— start of Data excerpts —

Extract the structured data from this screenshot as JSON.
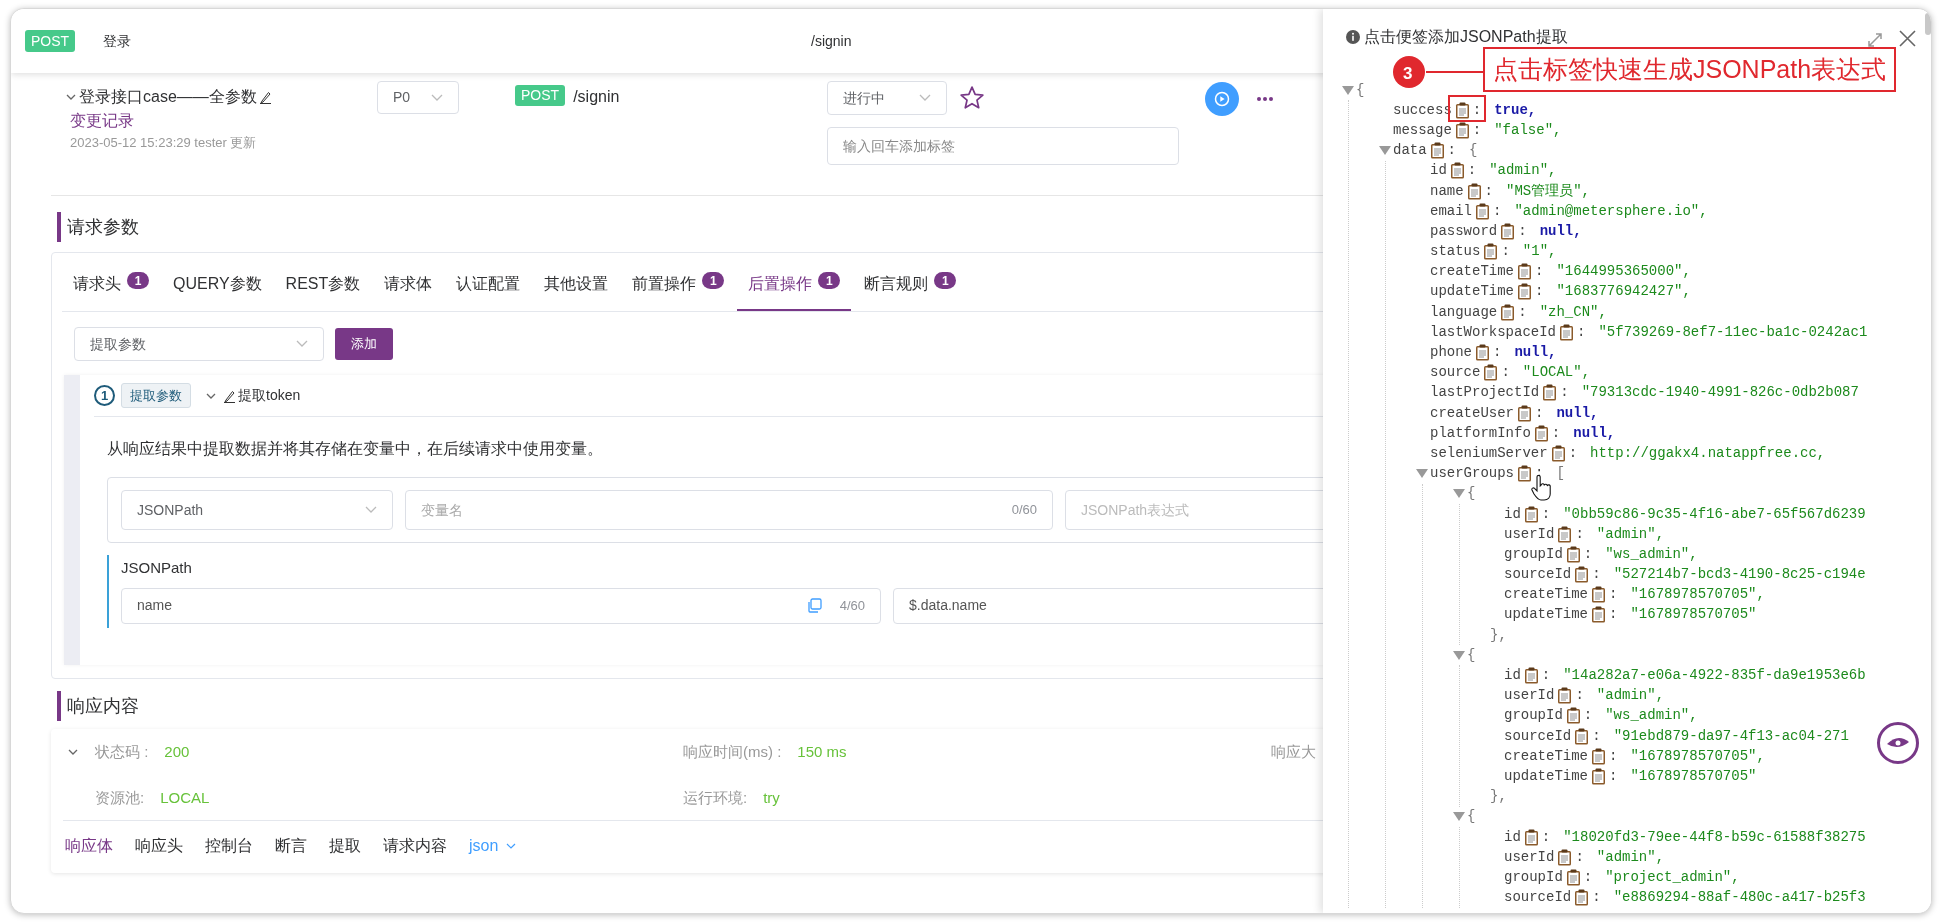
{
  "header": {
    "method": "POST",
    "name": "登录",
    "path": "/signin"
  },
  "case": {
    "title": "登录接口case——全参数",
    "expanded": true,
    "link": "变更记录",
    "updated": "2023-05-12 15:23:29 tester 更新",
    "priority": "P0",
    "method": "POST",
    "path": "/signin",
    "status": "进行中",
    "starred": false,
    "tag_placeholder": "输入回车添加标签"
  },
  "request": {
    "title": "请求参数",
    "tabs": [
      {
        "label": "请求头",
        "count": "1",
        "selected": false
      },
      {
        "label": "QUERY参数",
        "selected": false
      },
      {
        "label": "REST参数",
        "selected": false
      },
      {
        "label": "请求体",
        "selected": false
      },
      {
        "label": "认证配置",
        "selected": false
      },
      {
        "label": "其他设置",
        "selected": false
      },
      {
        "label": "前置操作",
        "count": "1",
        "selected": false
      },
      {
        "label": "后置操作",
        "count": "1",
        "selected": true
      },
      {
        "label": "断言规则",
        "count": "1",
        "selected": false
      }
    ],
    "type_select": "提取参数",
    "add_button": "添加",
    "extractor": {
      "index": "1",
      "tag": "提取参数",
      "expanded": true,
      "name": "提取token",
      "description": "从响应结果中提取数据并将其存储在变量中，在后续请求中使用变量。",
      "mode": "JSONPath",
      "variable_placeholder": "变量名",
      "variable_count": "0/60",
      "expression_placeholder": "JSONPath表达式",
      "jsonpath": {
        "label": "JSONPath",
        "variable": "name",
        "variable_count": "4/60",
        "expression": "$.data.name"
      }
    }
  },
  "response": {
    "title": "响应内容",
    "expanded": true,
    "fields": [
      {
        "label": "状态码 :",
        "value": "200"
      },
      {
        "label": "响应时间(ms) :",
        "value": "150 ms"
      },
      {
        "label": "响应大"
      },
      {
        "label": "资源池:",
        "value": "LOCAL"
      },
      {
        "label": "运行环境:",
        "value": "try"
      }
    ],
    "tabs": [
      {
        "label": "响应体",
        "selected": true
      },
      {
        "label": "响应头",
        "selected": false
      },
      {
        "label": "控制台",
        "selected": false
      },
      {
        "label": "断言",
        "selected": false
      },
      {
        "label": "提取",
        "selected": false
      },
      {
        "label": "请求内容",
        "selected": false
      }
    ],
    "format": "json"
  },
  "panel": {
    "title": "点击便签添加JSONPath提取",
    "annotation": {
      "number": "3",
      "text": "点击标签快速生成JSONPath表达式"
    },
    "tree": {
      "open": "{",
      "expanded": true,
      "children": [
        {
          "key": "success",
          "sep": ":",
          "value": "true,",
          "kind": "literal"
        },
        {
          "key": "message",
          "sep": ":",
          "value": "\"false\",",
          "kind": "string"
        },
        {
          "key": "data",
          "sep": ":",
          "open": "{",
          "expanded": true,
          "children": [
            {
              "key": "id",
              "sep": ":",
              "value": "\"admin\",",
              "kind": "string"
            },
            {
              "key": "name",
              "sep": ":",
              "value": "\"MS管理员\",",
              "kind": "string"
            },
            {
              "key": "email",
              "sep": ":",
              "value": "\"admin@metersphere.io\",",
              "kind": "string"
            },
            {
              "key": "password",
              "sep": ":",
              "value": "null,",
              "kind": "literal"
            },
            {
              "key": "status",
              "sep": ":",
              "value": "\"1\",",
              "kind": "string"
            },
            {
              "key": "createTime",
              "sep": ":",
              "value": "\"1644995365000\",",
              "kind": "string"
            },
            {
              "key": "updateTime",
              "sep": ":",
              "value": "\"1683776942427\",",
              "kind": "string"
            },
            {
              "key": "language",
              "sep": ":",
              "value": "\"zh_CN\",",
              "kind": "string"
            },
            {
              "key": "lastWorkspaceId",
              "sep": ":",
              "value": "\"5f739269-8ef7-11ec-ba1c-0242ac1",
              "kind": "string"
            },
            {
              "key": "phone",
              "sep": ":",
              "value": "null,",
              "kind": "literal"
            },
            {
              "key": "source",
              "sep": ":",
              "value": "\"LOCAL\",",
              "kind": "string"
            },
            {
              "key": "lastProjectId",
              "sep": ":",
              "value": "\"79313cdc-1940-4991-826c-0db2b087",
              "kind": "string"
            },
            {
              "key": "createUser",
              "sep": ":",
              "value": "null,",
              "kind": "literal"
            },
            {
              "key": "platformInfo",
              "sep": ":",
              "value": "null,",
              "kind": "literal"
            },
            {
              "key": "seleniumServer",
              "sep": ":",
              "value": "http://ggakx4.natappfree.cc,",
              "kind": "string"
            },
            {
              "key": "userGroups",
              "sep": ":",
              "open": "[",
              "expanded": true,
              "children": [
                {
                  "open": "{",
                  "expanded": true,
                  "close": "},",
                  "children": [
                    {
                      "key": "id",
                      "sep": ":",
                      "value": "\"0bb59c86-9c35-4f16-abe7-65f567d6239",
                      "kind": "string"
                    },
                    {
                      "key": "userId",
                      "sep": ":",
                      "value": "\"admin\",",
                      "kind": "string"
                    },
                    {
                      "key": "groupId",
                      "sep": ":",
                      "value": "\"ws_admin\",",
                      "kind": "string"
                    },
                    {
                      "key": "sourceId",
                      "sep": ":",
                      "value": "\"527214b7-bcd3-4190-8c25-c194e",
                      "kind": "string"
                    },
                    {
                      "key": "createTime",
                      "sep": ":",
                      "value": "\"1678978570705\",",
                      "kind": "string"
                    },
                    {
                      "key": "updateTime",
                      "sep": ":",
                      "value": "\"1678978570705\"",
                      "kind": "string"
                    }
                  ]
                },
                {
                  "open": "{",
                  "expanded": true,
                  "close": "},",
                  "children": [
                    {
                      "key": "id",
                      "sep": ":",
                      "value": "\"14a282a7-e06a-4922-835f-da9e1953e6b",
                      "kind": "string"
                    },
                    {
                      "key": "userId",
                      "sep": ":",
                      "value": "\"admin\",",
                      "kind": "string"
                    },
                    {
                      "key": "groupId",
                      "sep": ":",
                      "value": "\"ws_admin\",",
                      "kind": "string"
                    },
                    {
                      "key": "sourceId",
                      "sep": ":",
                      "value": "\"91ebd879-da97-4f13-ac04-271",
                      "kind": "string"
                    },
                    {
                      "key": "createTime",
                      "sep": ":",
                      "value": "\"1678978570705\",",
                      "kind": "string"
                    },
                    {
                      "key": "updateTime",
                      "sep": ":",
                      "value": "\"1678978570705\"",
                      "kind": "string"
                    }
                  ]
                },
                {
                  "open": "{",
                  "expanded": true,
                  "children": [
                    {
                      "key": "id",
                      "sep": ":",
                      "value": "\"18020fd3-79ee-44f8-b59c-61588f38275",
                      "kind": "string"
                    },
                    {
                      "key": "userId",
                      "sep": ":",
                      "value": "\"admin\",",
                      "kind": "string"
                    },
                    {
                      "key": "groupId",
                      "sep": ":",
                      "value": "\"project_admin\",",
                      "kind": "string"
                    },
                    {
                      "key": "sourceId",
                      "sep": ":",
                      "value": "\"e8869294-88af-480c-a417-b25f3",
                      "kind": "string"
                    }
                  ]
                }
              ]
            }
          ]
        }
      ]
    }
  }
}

— end of Data excerpts —
— start of Data excerpts —

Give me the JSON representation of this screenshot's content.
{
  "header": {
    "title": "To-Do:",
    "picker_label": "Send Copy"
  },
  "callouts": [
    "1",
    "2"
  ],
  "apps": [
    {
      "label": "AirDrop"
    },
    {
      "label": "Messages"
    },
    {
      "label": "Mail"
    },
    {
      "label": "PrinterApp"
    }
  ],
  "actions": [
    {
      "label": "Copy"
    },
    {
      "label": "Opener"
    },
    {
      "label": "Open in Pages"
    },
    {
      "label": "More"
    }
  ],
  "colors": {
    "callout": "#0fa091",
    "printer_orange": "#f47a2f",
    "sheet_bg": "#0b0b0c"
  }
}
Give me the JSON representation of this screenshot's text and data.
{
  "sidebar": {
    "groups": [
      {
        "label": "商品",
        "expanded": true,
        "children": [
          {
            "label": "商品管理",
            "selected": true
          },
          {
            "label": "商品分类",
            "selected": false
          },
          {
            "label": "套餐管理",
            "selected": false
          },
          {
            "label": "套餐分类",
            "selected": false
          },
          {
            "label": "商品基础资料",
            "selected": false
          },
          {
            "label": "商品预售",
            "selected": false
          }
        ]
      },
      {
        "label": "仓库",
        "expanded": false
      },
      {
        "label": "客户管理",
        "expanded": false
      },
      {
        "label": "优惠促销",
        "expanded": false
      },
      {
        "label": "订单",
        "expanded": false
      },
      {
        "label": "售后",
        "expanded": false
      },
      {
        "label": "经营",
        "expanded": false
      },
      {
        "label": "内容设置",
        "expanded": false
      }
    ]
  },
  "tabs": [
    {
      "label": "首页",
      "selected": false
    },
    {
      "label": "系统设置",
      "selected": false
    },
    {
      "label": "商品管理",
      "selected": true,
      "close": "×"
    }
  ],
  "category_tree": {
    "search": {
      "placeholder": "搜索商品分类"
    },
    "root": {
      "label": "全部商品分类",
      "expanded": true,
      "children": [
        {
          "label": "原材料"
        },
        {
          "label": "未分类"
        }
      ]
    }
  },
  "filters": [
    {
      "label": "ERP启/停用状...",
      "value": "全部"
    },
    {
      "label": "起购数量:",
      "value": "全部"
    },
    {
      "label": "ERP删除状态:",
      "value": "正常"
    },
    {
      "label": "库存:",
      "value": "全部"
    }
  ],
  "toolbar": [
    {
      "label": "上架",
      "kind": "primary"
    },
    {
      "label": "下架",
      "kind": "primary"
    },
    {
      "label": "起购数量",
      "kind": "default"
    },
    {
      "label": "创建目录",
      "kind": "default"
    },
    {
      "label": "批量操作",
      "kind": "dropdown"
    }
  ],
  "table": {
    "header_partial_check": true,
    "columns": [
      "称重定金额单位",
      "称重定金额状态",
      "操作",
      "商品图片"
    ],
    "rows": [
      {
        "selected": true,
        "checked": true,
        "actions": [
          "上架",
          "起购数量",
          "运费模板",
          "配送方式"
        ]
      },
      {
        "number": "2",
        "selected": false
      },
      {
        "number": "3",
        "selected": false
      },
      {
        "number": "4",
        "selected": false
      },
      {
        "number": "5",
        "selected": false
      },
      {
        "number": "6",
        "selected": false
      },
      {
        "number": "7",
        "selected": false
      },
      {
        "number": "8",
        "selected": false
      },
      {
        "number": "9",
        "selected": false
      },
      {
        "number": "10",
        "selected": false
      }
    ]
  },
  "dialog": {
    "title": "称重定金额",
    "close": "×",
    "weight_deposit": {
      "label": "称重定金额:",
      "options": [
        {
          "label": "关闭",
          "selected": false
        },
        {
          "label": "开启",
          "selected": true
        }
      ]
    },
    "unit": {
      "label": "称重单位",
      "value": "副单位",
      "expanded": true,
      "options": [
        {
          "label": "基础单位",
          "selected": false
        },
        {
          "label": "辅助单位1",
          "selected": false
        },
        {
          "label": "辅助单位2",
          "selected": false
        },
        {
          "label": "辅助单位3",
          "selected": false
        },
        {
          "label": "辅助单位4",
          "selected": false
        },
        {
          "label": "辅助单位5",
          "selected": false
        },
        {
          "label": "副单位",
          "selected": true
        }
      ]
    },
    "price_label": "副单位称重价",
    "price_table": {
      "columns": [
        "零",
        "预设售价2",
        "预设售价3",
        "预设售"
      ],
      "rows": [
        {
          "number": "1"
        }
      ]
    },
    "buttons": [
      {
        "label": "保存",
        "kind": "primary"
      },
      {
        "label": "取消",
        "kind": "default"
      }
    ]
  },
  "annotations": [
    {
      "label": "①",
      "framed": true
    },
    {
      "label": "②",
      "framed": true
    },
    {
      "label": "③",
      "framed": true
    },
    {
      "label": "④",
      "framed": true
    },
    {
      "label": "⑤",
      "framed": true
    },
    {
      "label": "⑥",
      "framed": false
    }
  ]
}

— end of Data excerpts —

Exercise: Copy out every line from the data above that has "Give" in it.

Exercise result:
Give me the JSON representation of this screenshot's content.
Give me the JSON representation of this screenshot's text and data.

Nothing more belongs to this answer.